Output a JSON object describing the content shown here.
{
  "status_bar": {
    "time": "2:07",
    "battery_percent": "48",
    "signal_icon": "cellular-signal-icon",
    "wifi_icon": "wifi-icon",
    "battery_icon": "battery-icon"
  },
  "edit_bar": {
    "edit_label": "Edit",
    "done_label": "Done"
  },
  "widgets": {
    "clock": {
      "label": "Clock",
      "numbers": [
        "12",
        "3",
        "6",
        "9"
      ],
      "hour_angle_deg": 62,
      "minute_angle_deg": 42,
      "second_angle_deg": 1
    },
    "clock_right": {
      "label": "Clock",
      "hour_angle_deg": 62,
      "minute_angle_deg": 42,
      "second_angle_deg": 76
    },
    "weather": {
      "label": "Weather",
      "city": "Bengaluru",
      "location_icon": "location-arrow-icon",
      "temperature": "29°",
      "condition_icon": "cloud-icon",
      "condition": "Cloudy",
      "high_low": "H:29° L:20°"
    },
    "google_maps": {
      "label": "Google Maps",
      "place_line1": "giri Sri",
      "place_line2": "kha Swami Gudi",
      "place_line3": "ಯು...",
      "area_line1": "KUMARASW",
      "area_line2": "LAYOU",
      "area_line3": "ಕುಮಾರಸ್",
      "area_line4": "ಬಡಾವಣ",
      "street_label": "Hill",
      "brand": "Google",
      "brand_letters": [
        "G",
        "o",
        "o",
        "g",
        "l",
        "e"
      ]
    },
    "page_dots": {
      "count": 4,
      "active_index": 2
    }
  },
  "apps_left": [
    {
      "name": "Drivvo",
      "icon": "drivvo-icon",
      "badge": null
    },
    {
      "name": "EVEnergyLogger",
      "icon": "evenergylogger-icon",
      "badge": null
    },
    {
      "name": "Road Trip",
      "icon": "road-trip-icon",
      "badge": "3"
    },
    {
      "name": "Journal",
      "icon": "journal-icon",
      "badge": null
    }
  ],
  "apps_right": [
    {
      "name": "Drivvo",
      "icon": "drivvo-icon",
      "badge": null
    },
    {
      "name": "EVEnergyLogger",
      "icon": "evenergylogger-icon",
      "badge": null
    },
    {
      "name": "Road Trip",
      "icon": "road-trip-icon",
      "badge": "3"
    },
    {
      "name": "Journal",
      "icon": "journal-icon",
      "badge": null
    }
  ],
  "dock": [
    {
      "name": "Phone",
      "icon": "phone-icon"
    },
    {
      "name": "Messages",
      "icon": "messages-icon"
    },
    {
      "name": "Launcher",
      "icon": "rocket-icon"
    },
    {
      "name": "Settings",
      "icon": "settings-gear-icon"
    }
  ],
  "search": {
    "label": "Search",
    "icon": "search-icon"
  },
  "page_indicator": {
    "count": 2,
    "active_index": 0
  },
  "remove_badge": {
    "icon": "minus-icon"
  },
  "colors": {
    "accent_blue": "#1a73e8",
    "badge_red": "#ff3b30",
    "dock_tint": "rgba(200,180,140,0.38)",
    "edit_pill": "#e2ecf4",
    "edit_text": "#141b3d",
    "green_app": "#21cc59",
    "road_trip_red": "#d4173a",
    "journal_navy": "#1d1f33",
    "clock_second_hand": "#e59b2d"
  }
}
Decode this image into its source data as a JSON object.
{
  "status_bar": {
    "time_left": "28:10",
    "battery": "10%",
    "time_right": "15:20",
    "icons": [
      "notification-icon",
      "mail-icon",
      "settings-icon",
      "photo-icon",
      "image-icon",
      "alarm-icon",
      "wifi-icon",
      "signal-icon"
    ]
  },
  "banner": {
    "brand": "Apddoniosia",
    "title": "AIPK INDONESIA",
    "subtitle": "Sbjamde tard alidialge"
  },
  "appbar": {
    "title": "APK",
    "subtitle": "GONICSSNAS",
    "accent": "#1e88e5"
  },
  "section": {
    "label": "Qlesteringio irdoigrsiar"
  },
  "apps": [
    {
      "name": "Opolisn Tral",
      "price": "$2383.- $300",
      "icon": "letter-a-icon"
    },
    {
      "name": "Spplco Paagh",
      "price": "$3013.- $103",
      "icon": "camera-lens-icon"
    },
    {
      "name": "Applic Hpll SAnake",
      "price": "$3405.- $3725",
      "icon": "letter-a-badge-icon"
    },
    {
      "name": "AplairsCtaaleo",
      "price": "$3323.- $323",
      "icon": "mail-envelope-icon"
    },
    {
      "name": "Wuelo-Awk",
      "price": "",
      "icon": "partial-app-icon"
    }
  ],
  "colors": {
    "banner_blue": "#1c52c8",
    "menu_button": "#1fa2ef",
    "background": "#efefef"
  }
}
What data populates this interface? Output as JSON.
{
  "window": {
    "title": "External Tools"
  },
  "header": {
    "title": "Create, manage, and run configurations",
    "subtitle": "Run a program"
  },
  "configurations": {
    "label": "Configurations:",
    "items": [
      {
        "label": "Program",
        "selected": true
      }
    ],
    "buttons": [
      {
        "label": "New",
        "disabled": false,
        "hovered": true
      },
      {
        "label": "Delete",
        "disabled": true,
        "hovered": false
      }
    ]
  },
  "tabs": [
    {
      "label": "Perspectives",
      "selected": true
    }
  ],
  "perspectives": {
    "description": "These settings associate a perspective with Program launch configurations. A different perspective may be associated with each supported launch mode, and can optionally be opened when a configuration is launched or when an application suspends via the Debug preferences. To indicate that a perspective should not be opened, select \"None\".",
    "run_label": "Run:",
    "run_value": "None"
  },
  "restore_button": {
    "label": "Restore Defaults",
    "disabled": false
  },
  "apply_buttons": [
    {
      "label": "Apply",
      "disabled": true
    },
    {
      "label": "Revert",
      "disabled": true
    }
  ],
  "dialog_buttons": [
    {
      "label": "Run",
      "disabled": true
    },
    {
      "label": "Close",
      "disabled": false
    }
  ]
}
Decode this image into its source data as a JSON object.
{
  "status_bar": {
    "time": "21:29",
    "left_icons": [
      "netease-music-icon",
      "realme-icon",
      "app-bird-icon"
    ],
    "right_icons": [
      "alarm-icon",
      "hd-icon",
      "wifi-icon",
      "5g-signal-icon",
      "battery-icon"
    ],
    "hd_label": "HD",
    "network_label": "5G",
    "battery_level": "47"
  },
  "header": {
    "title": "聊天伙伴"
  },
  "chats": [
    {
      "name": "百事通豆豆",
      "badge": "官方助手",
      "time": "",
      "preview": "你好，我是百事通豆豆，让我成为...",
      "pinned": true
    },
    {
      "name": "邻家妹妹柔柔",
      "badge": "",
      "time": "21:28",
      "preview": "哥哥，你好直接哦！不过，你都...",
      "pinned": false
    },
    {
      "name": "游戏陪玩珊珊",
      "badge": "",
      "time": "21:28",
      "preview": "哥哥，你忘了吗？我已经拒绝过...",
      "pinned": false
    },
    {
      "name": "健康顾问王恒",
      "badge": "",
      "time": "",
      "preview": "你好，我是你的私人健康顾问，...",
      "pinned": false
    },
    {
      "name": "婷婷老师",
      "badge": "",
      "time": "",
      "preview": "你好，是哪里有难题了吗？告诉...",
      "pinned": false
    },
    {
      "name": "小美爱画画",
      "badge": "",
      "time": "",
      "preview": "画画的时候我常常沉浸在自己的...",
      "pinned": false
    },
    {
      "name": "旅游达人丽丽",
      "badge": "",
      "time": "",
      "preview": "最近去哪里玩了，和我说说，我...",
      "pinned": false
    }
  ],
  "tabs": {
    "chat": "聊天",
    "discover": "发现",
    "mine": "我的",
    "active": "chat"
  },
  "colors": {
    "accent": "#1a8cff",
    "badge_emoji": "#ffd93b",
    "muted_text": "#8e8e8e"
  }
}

===

GOAL OF THE EXERCISE
Make an exact copy of the listing, including every line.

THE RESULT
Output a JSON object describing the content shown here.
{
  "status_bar": {
    "time": "2:07",
    "battery_percent": "48",
    "signal_icon": "cellular-signal-icon",
    "wifi_icon": "wifi-icon",
    "battery_icon": "battery-icon"
  },
  "edit_bar": {
    "edit_label": "Edit",
    "done_label": "Done"
  },
  "widgets": {
    "clock": {
      "label": "Clock",
      "numbers": [
        "12",
        "3",
        "6",
        "9"
      ],
      "hour_angle_deg": 62,
      "minute_angle_deg": 42,
      "second_angle_deg": 1
    },
    "clock_right": {
      "label": "Clock",
      "hour_angle_deg": 62,
      "minute_angle_deg": 42,
      "second_angle_deg": 76
    },
    "weather": {
      "label": "Weather",
      "city": "Bengaluru",
      "location_icon": "location-arrow-icon",
      "temperature": "29°",
      "condition_icon": "cloud-icon",
      "condition": "Cloudy",
      "high_low": "H:29° L:20°"
    },
    "google_maps": {
      "label": "Google Maps",
      "place_line1": "giri Sri",
      "place_line2": "kha Swami Gudi",
      "place_line3": "ಯು...",
      "area_line1": "KUMARASW",
      "area_line2": "LAYOU",
      "area_line3": "ಕುಮಾರಸ್",
      "area_line4": "ಬಡಾವಣ",
      "street_label": "Hill",
      "brand": "Google",
      "brand_letters": [
        "G",
        "o",
        "o",
        "g",
        "l",
        "e"
      ]
    },
    "page_dots": {
      "count": 4,
      "active_index": 2
    }
  },
  "apps_left": [
    {
      "name": "Drivvo",
      "icon": "drivvo-icon",
      "badge": null
    },
    {
      "name": "EVEnergyLogger",
      "icon": "evenergylogger-icon",
      "badge": null
    },
    {
      "name": "Road Trip",
      "icon": "road-trip-icon",
      "badge": "3"
    },
    {
      "name": "Journal",
      "icon": "journal-icon",
      "badge": null
    }
  ],
  "apps_right": [
    {
      "name": "Drivvo",
      "icon": "drivvo-icon",
      "badge": null
    },
    {
      "name": "EVEnergyLogger",
      "icon": "evenergylogger-icon",
      "badge": null
    },
    {
      "name": "Road Trip",
      "icon": "road-trip-icon",
      "badge": "3"
    },
    {
      "name": "Journal",
      "icon": "journal-icon",
      "badge": null
    }
  ],
  "dock": [
    {
      "name": "Phone",
      "icon": "phone-icon"
    },
    {
      "name": "Messages",
      "icon": "messages-icon"
    },
    {
      "name": "Launcher",
      "icon": "rocket-icon"
    },
    {
      "name": "Settings",
      "icon": "settings-gear-icon"
    }
  ],
  "search": {
    "label": "Search",
    "icon": "search-icon"
  },
  "page_indicator": {
    "count": 2,
    "active_index": 0
  },
  "remove_badge": {
    "icon": "minus-icon"
  },
  "colors": {
    "accent_blue": "#1a73e8",
    "badge_red": "#ff3b30",
    "dock_tint": "rgba(200,180,140,0.38)",
    "edit_pill": "#e2ecf4",
    "edit_text": "#141b3d",
    "green_app": "#21cc59",
    "road_trip_red": "#d4173a",
    "journal_navy": "#1d1f33",
    "clock_second_hand": "#e59b2d"
  }
}
Decode this image into its source data as a JSON object.
{
  "status_bar": {
    "time_left": "28:10",
    "battery": "10%",
    "time_right": "15:20",
    "icons": [
      "notification-icon",
      "mail-icon",
      "settings-icon",
      "photo-icon",
      "image-icon",
      "alarm-icon",
      "wifi-icon",
      "signal-icon"
    ]
  },
  "banner": {
    "brand": "Apddoniosia",
    "title": "AIPK INDONESIA",
    "subtitle": "Sbjamde tard alidialge"
  },
  "appbar": {
    "title": "APK",
    "subtitle": "GONICSSNAS",
    "accent": "#1e88e5"
  },
  "section": {
    "label": "Qlesteringio irdoigrsiar"
  },
  "apps": [
    {
      "name": "Opolisn Tral",
      "price": "$2383.- $300",
      "icon": "letter-a-icon"
    },
    {
      "name": "Spplco Paagh",
      "price": "$3013.- $103",
      "icon": "camera-lens-icon"
    },
    {
      "name": "Applic Hpll SAnake",
      "price": "$3405.- $3725",
      "icon": "letter-a-badge-icon"
    },
    {
      "name": "AplairsCtaaleo",
      "price": "$3323.- $323",
      "icon": "mail-envelope-icon"
    },
    {
      "name": "Wuelo-Awk",
      "price": "",
      "icon": "partial-app-icon"
    }
  ],
  "colors": {
    "banner_blue": "#1c52c8",
    "menu_button": "#1fa2ef",
    "background": "#efefef"
  }
}
What data populates this interface? Output as JSON.
{
  "window": {
    "title": "External Tools"
  },
  "header": {
    "title": "Create, manage, and run configurations",
    "subtitle": "Run a program"
  },
  "configurations": {
    "label": "Configurations:",
    "items": [
      {
        "label": "Program",
        "selected": true
      }
    ],
    "buttons": [
      {
        "label": "New",
        "disabled": false,
        "hovered": true
      },
      {
        "label": "Delete",
        "disabled": true,
        "hovered": false
      }
    ]
  },
  "tabs": [
    {
      "label": "Perspectives",
      "selected": true
    }
  ],
  "perspectives": {
    "description": "These settings associate a perspective with Program launch configurations. A different perspective may be associated with each supported launch mode, and can optionally be opened when a configuration is launched or when an application suspends via the Debug preferences. To indicate that a perspective should not be opened, select \"None\".",
    "run_label": "Run:",
    "run_value": "None"
  },
  "restore_button": {
    "label": "Restore Defaults",
    "disabled": false
  },
  "apply_buttons": [
    {
      "label": "Apply",
      "disabled": true
    },
    {
      "label": "Revert",
      "disabled": true
    }
  ],
  "dialog_buttons": [
    {
      "label": "Run",
      "disabled": true
    },
    {
      "label": "Close",
      "disabled": false
    }
  ]
}
Decode this image into its source data as a JSON object.
{
  "status_bar": {
    "time": "21:29",
    "left_icons": [
      "netease-music-icon",
      "realme-icon",
      "app-bird-icon"
    ],
    "right_icons": [
      "alarm-icon",
      "hd-icon",
      "wifi-icon",
      "5g-signal-icon",
      "battery-icon"
    ],
    "hd_label": "HD",
    "network_label": "5G",
    "battery_level": "47"
  },
  "header": {
    "title": "聊天伙伴"
  },
  "chats": [
    {
      "name": "百事通豆豆",
      "badge": "官方助手",
      "time": "",
      "preview": "你好，我是百事通豆豆，让我成为...",
      "pinned": true
    },
    {
      "name": "邻家妹妹柔柔",
      "badge": "",
      "time": "21:28",
      "preview": "哥哥，你好直接哦！不过，你都...",
      "pinned": false
    },
    {
      "name": "游戏陪玩珊珊",
      "badge": "",
      "time": "21:28",
      "preview": "哥哥，你忘了吗？我已经拒绝过...",
      "pinned": false
    },
    {
      "name": "健康顾问王恒",
      "badge": "",
      "time": "",
      "preview": "你好，我是你的私人健康顾问，...",
      "pinned": false
    },
    {
      "name": "婷婷老师",
      "badge": "",
      "time": "",
      "preview": "你好，是哪里有难题了吗？告诉...",
      "pinned": false
    },
    {
      "name": "小美爱画画",
      "badge": "",
      "time": "",
      "preview": "画画的时候我常常沉浸在自己的...",
      "pinned": false
    },
    {
      "name": "旅游达人丽丽",
      "badge": "",
      "time": "",
      "preview": "最近去哪里玩了，和我说说，我...",
      "pinned": false
    }
  ],
  "tabs": {
    "chat": "聊天",
    "discover": "发现",
    "mine": "我的",
    "active": "chat"
  },
  "colors": {
    "accent": "#1a8cff",
    "badge_emoji": "#ffd93b",
    "muted_text": "#8e8e8e"
  }
}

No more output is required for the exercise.